Collected data
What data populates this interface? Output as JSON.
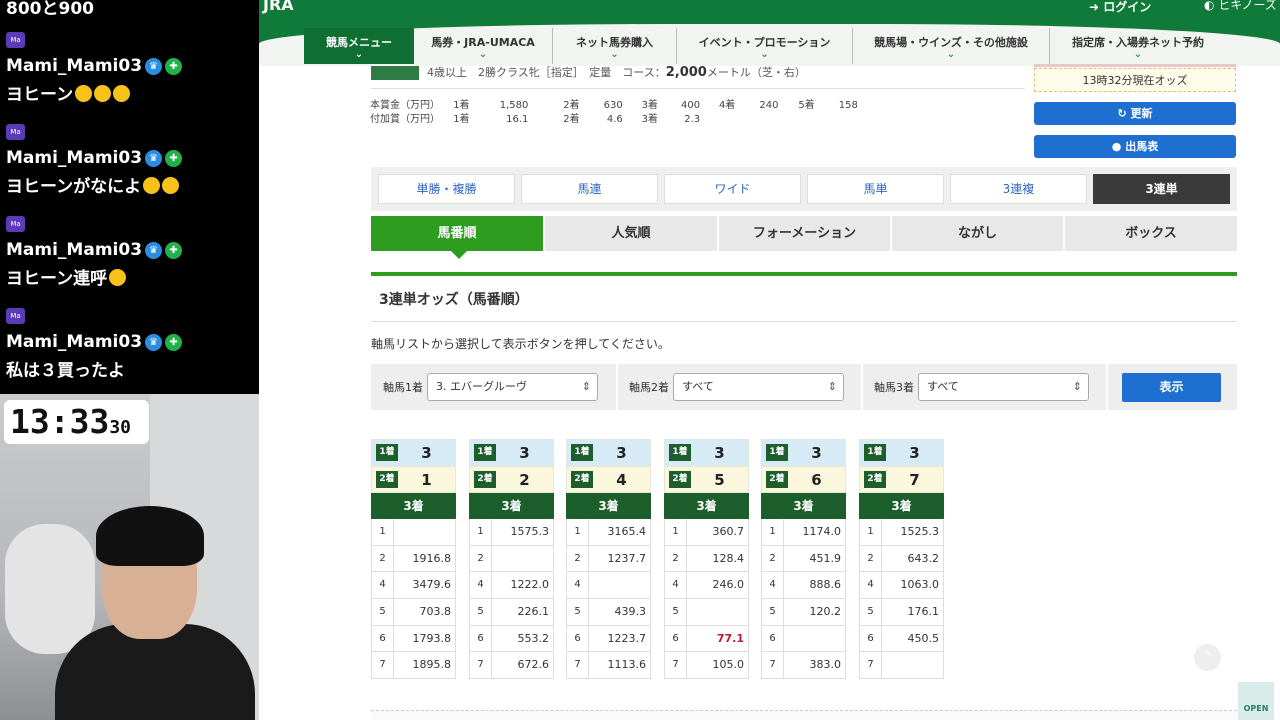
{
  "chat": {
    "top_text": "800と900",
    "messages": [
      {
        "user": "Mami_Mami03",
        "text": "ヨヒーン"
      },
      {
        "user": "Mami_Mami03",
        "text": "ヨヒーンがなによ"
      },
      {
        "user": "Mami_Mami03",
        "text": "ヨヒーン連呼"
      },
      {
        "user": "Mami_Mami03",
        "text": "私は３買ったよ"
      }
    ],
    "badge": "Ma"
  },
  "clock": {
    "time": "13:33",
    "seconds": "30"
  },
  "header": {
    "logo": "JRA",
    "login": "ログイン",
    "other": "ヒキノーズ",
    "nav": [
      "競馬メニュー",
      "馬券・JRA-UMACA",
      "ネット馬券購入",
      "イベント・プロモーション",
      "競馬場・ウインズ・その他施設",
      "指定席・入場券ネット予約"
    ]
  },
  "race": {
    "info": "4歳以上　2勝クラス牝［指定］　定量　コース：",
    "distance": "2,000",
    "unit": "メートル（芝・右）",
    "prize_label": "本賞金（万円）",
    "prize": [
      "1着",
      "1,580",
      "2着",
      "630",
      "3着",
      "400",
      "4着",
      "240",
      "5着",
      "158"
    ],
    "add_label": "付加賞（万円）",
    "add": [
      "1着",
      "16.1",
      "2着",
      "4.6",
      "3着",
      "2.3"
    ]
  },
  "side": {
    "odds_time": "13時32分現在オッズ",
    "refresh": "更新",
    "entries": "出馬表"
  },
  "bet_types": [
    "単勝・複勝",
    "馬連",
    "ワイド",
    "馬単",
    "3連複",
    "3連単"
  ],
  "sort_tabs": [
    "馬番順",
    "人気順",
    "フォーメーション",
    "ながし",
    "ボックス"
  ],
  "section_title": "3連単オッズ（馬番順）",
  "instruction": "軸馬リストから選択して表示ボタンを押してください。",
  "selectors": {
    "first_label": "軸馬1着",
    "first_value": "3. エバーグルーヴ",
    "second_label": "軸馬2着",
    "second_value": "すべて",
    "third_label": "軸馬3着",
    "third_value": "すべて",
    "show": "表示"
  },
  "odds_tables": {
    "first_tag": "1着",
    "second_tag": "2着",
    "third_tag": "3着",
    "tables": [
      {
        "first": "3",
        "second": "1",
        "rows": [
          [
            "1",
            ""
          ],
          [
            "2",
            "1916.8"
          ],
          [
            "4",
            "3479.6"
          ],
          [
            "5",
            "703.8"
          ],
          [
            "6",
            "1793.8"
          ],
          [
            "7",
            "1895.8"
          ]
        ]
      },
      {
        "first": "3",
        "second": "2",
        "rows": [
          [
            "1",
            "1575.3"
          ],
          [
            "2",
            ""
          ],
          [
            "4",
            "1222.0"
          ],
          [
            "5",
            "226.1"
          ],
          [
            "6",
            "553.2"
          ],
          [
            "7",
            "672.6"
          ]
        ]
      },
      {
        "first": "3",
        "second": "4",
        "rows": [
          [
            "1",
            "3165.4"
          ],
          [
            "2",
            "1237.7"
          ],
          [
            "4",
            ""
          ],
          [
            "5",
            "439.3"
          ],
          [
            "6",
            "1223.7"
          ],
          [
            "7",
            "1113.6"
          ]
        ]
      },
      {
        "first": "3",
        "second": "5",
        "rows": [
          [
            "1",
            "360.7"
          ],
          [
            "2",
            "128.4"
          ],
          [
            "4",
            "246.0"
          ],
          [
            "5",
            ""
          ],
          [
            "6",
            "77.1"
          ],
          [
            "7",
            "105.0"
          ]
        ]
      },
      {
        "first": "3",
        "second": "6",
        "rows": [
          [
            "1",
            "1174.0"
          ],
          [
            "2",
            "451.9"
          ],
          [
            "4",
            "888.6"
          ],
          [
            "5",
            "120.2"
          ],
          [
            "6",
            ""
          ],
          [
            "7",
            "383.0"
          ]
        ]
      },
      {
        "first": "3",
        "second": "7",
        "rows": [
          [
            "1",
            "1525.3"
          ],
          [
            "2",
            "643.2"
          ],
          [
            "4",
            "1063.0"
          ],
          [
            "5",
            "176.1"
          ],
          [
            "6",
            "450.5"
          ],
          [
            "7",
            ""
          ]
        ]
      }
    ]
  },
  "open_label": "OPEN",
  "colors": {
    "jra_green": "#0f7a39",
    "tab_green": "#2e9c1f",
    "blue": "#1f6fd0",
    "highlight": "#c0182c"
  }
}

> **PROBLEM STATEMENT**
Using the material above, retype each entry exactly and omit the pictures.

> **SOLUTION FOR THIS TASK**
What data populates this interface? Output as JSON.
{
  "chat": {
    "top_text": "800と900",
    "messages": [
      {
        "user": "Mami_Mami03",
        "text": "ヨヒーン"
      },
      {
        "user": "Mami_Mami03",
        "text": "ヨヒーンがなによ"
      },
      {
        "user": "Mami_Mami03",
        "text": "ヨヒーン連呼"
      },
      {
        "user": "Mami_Mami03",
        "text": "私は３買ったよ"
      }
    ],
    "badge": "Ma"
  },
  "clock": {
    "time": "13:33",
    "seconds": "30"
  },
  "header": {
    "logo": "JRA",
    "login": "ログイン",
    "other": "ヒキノーズ",
    "nav": [
      "競馬メニュー",
      "馬券・JRA-UMACA",
      "ネット馬券購入",
      "イベント・プロモーション",
      "競馬場・ウインズ・その他施設",
      "指定席・入場券ネット予約"
    ]
  },
  "race": {
    "info": "4歳以上　2勝クラス牝［指定］　定量　コース：",
    "distance": "2,000",
    "unit": "メートル（芝・右）",
    "prize_label": "本賞金（万円）",
    "prize": [
      "1着",
      "1,580",
      "2着",
      "630",
      "3着",
      "400",
      "4着",
      "240",
      "5着",
      "158"
    ],
    "add_label": "付加賞（万円）",
    "add": [
      "1着",
      "16.1",
      "2着",
      "4.6",
      "3着",
      "2.3"
    ]
  },
  "side": {
    "odds_time": "13時32分現在オッズ",
    "refresh": "更新",
    "entries": "出馬表"
  },
  "bet_types": [
    "単勝・複勝",
    "馬連",
    "ワイド",
    "馬単",
    "3連複",
    "3連単"
  ],
  "sort_tabs": [
    "馬番順",
    "人気順",
    "フォーメーション",
    "ながし",
    "ボックス"
  ],
  "section_title": "3連単オッズ（馬番順）",
  "instruction": "軸馬リストから選択して表示ボタンを押してください。",
  "selectors": {
    "first_label": "軸馬1着",
    "first_value": "3. エバーグルーヴ",
    "second_label": "軸馬2着",
    "second_value": "すべて",
    "third_label": "軸馬3着",
    "third_value": "すべて",
    "show": "表示"
  },
  "odds_tables": {
    "first_tag": "1着",
    "second_tag": "2着",
    "third_tag": "3着",
    "tables": [
      {
        "first": "3",
        "second": "1",
        "rows": [
          [
            "1",
            ""
          ],
          [
            "2",
            "1916.8"
          ],
          [
            "4",
            "3479.6"
          ],
          [
            "5",
            "703.8"
          ],
          [
            "6",
            "1793.8"
          ],
          [
            "7",
            "1895.8"
          ]
        ]
      },
      {
        "first": "3",
        "second": "2",
        "rows": [
          [
            "1",
            "1575.3"
          ],
          [
            "2",
            ""
          ],
          [
            "4",
            "1222.0"
          ],
          [
            "5",
            "226.1"
          ],
          [
            "6",
            "553.2"
          ],
          [
            "7",
            "672.6"
          ]
        ]
      },
      {
        "first": "3",
        "second": "4",
        "rows": [
          [
            "1",
            "3165.4"
          ],
          [
            "2",
            "1237.7"
          ],
          [
            "4",
            ""
          ],
          [
            "5",
            "439.3"
          ],
          [
            "6",
            "1223.7"
          ],
          [
            "7",
            "1113.6"
          ]
        ]
      },
      {
        "first": "3",
        "second": "5",
        "rows": [
          [
            "1",
            "360.7"
          ],
          [
            "2",
            "128.4"
          ],
          [
            "4",
            "246.0"
          ],
          [
            "5",
            ""
          ],
          [
            "6",
            "77.1"
          ],
          [
            "7",
            "105.0"
          ]
        ]
      },
      {
        "first": "3",
        "second": "6",
        "rows": [
          [
            "1",
            "1174.0"
          ],
          [
            "2",
            "451.9"
          ],
          [
            "4",
            "888.6"
          ],
          [
            "5",
            "120.2"
          ],
          [
            "6",
            ""
          ],
          [
            "7",
            "383.0"
          ]
        ]
      },
      {
        "first": "3",
        "second": "7",
        "rows": [
          [
            "1",
            "1525.3"
          ],
          [
            "2",
            "643.2"
          ],
          [
            "4",
            "1063.0"
          ],
          [
            "5",
            "176.1"
          ],
          [
            "6",
            "450.5"
          ],
          [
            "7",
            ""
          ]
        ]
      }
    ]
  },
  "open_label": "OPEN",
  "colors": {
    "jra_green": "#0f7a39",
    "tab_green": "#2e9c1f",
    "blue": "#1f6fd0",
    "highlight": "#c0182c"
  }
}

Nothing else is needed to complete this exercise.